Exercise brief: Write out every entry, unchanged. Skip any picture.

Available data:
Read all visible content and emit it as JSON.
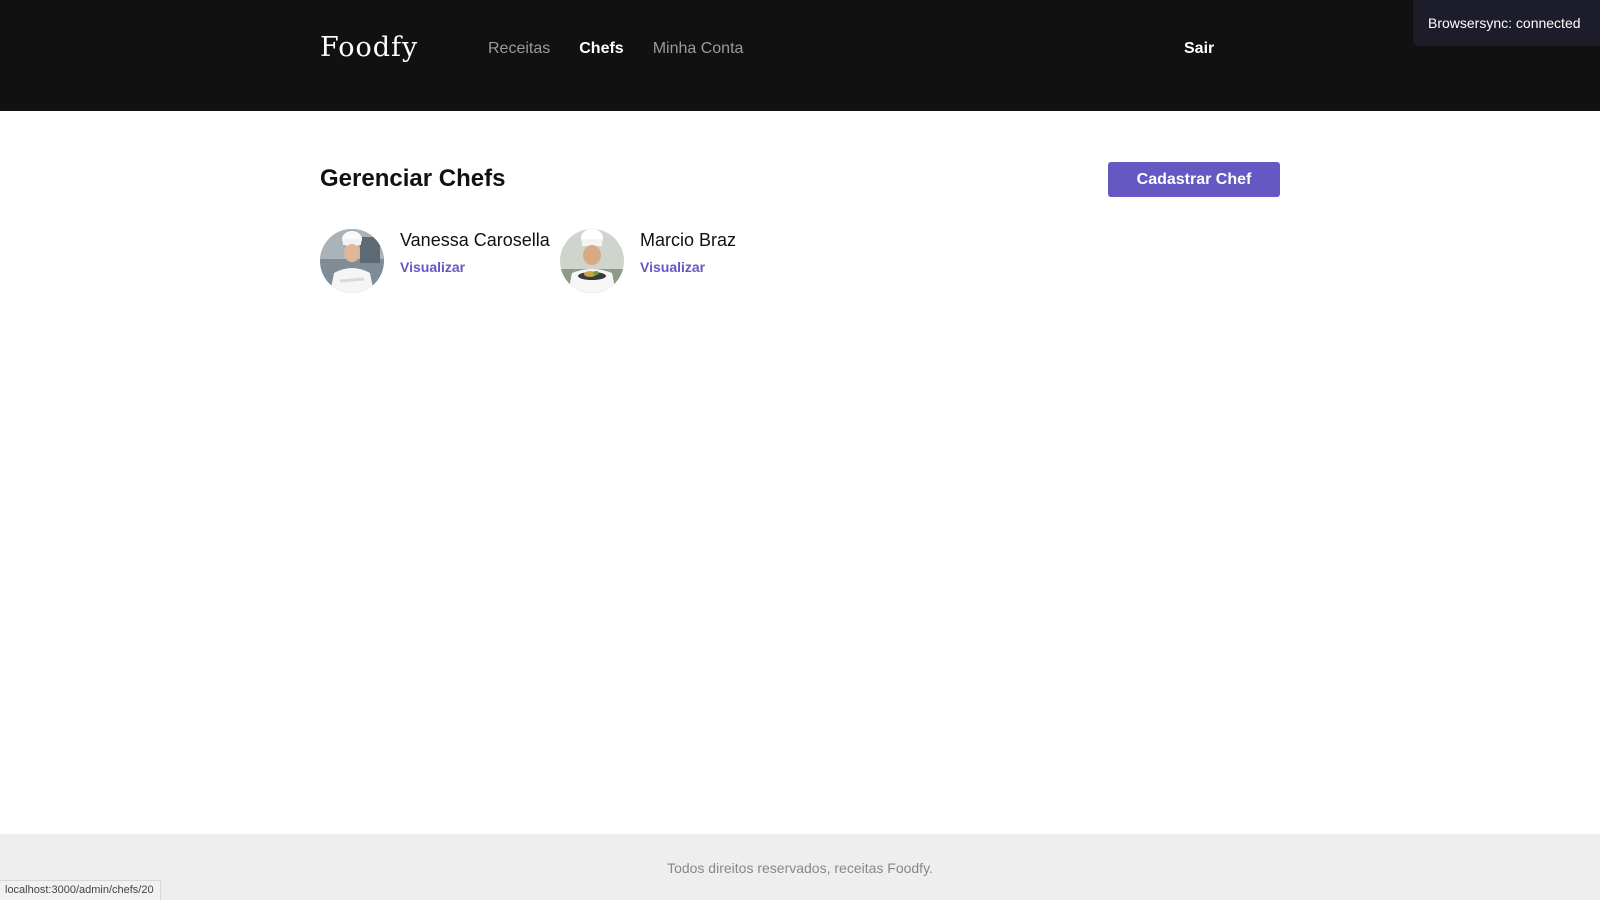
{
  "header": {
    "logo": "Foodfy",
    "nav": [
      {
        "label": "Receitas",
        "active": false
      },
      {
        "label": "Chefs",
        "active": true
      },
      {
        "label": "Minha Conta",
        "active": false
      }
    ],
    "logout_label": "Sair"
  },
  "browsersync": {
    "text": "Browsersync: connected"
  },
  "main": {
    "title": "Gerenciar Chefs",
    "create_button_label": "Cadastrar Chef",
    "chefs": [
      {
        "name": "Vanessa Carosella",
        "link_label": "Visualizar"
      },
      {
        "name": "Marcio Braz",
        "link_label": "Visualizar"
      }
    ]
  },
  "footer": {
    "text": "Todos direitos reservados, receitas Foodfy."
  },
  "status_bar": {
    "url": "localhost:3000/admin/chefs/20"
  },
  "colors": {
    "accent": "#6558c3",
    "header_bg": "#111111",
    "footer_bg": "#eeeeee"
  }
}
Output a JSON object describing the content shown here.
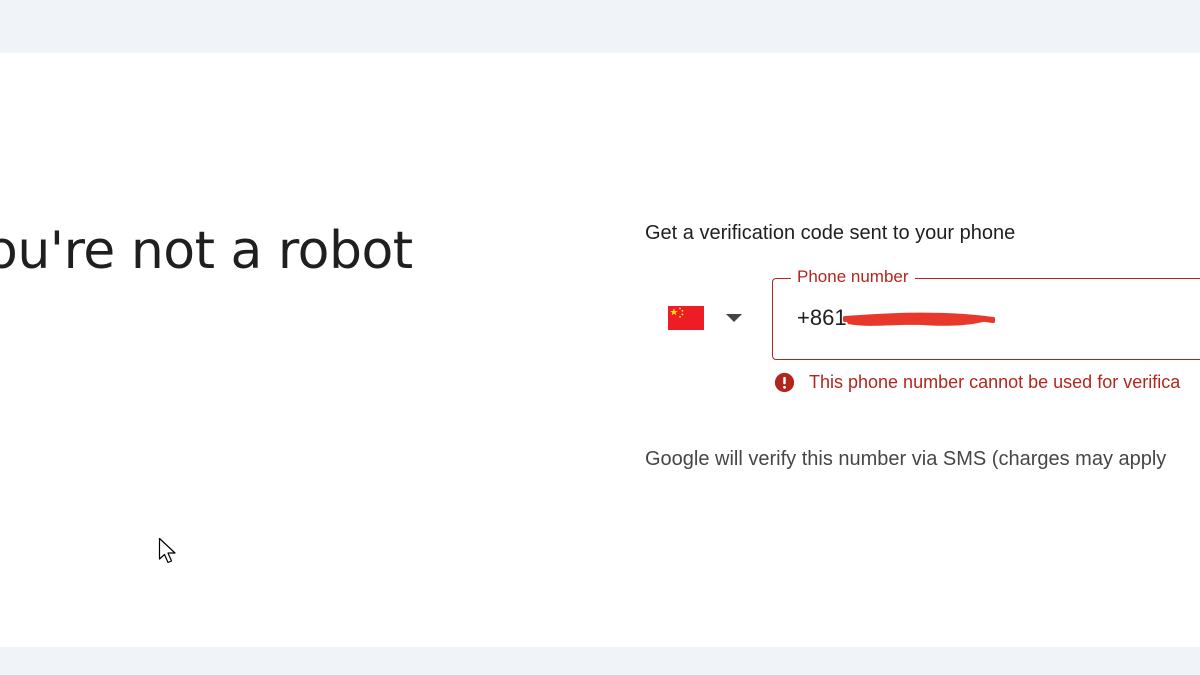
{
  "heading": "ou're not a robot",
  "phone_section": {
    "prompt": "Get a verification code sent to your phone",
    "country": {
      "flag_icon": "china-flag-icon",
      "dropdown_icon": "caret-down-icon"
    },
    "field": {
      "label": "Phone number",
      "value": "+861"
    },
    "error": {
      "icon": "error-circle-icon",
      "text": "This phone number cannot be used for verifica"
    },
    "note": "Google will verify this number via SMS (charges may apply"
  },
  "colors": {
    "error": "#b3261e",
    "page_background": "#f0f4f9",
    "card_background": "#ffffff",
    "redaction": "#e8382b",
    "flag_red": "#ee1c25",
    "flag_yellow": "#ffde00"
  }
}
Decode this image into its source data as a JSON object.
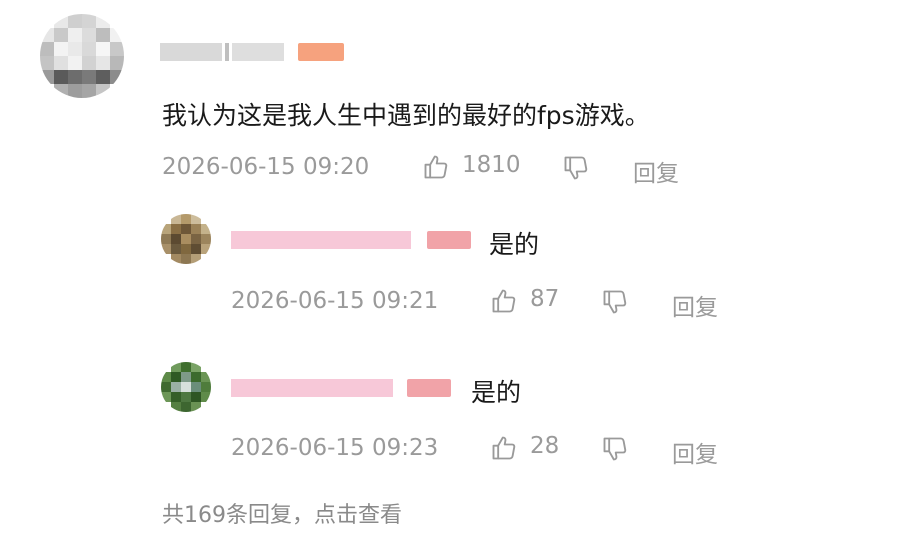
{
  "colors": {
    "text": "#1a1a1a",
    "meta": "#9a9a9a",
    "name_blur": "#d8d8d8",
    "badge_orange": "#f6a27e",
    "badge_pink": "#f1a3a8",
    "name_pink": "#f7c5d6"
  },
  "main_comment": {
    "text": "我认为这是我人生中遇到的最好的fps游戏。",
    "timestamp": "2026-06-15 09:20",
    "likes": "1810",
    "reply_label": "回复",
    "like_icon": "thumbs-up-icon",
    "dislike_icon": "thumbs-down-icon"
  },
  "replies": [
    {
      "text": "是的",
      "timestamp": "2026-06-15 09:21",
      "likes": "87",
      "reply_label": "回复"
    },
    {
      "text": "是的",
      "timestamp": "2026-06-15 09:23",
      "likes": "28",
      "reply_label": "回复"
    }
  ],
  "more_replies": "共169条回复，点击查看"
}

Output of the exercise:
Read all visible content and emit it as JSON.
{
  "header": {
    "logo": "Foodfy",
    "nav": [
      {
        "label": "Receitas",
        "active": false
      },
      {
        "label": "Chefs",
        "active": true
      },
      {
        "label": "Minha Conta",
        "active": false
      }
    ],
    "logout_label": "Sair"
  },
  "browsersync": {
    "text": "Browsersync: connected"
  },
  "main": {
    "title": "Gerenciar Chefs",
    "create_button_label": "Cadastrar Chef",
    "chefs": [
      {
        "name": "Vanessa Carosella",
        "link_label": "Visualizar"
      },
      {
        "name": "Marcio Braz",
        "link_label": "Visualizar"
      }
    ]
  },
  "footer": {
    "text": "Todos direitos reservados, receitas Foodfy."
  },
  "status_bar": {
    "url": "localhost:3000/admin/chefs/20"
  },
  "colors": {
    "accent": "#6558c3",
    "header_bg": "#111111",
    "footer_bg": "#eeeeee"
  }
}
Output a JSON object describing the content shown here.
{
  "heading": "ou're not a robot",
  "phone_section": {
    "prompt": "Get a verification code sent to your phone",
    "country": {
      "flag_icon": "china-flag-icon",
      "dropdown_icon": "caret-down-icon"
    },
    "field": {
      "label": "Phone number",
      "value": "+861"
    },
    "error": {
      "icon": "error-circle-icon",
      "text": "This phone number cannot be used for verifica"
    },
    "note": "Google will verify this number via SMS (charges may apply"
  },
  "colors": {
    "error": "#b3261e",
    "page_background": "#f0f4f9",
    "card_background": "#ffffff",
    "redaction": "#e8382b",
    "flag_red": "#ee1c25",
    "flag_yellow": "#ffde00"
  }
}
Decode this image into its source data as a JSON object.
{
  "colors": {
    "text": "#1a1a1a",
    "meta": "#9a9a9a",
    "name_blur": "#d8d8d8",
    "badge_orange": "#f6a27e",
    "badge_pink": "#f1a3a8",
    "name_pink": "#f7c5d6"
  },
  "main_comment": {
    "text": "我认为这是我人生中遇到的最好的fps游戏。",
    "timestamp": "2026-06-15 09:20",
    "likes": "1810",
    "reply_label": "回复",
    "like_icon": "thumbs-up-icon",
    "dislike_icon": "thumbs-down-icon"
  },
  "replies": [
    {
      "text": "是的",
      "timestamp": "2026-06-15 09:21",
      "likes": "87",
      "reply_label": "回复"
    },
    {
      "text": "是的",
      "timestamp": "2026-06-15 09:23",
      "likes": "28",
      "reply_label": "回复"
    }
  ],
  "more_replies": "共169条回复，点击查看"
}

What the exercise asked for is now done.